-- start Records shown --

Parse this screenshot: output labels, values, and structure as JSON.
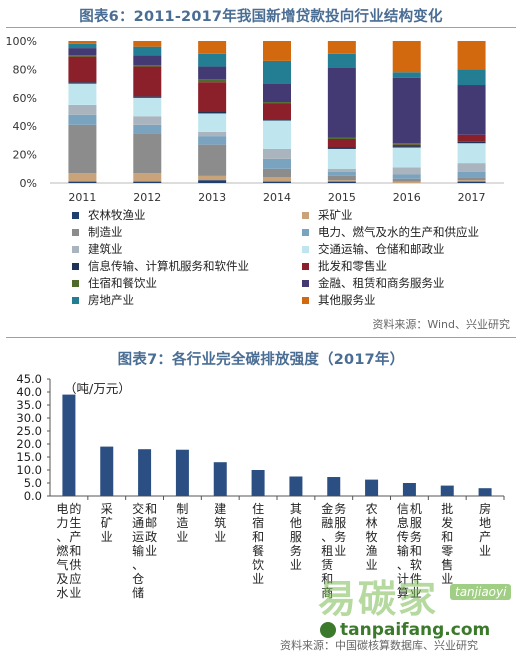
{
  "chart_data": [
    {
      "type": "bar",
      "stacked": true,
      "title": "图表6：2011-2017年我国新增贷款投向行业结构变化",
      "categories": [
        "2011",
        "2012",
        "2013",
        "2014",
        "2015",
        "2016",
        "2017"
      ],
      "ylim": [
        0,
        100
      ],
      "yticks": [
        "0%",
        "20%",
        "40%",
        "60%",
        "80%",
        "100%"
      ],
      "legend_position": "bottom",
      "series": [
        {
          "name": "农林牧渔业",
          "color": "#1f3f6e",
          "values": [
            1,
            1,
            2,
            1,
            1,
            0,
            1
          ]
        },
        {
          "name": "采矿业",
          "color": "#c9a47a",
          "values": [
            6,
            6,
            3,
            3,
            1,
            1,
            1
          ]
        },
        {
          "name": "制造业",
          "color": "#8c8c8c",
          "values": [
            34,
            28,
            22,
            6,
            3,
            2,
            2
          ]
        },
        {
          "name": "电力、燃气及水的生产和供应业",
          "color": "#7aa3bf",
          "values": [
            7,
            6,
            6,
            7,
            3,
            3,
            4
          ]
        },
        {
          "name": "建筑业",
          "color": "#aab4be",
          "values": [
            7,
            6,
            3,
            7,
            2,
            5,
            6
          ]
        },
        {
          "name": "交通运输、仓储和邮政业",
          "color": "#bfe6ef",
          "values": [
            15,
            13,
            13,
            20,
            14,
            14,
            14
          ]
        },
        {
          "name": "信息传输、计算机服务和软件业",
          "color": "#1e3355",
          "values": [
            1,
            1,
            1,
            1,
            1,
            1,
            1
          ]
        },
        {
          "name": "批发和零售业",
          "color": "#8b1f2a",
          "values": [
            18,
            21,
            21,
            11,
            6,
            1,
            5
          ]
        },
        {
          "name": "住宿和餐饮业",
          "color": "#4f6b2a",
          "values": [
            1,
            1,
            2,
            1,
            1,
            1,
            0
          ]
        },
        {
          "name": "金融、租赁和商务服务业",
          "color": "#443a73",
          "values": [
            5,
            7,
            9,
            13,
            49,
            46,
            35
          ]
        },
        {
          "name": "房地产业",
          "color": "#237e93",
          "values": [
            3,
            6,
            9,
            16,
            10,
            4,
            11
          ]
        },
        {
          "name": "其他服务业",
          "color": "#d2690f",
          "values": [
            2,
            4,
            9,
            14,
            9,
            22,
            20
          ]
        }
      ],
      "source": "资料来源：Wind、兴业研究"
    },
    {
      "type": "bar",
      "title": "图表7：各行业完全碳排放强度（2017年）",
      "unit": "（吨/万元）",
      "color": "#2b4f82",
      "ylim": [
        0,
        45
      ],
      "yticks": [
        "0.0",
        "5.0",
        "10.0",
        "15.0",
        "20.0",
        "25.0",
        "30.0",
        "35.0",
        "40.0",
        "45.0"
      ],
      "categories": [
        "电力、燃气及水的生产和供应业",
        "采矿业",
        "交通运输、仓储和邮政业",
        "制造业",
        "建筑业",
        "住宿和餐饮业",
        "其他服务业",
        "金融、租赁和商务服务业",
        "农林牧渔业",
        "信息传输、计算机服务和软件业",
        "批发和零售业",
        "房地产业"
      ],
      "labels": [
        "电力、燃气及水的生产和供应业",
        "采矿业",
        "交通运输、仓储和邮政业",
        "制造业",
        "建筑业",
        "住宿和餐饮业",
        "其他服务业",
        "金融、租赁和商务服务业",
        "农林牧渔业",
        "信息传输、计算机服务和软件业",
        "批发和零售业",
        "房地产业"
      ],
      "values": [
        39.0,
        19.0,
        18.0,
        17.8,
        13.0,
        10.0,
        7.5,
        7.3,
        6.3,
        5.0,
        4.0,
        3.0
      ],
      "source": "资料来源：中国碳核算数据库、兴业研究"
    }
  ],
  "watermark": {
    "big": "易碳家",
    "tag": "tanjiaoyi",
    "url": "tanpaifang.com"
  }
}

-- end Records shown --
-- start Records shown --

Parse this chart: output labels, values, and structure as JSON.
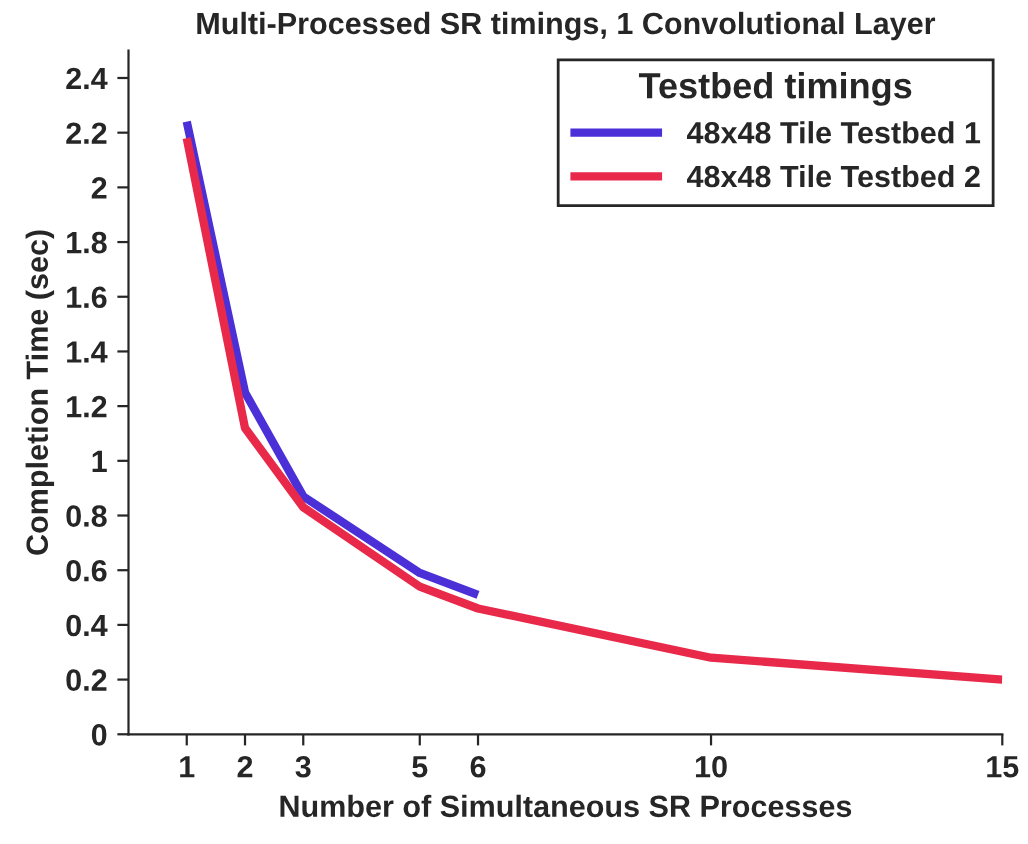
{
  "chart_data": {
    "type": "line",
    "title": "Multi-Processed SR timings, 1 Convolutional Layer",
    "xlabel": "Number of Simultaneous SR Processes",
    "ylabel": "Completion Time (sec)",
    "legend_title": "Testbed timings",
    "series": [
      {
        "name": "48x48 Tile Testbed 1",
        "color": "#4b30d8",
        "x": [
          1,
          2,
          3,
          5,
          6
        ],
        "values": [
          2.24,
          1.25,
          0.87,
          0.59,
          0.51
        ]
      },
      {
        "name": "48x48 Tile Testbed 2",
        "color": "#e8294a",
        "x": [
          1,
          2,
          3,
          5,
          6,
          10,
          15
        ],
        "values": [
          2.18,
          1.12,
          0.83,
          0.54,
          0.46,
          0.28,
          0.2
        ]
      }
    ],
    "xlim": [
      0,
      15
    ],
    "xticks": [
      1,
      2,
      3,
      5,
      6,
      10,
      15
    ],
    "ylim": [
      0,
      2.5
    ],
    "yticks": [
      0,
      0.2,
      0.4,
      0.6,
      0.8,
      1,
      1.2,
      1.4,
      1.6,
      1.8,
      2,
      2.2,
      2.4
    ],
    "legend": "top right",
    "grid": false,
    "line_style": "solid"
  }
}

-- end Records shown --

**Problem:**
Go through the material above and count the lines that contain "output"; answer with the number alone.

**Solved exercise:**
2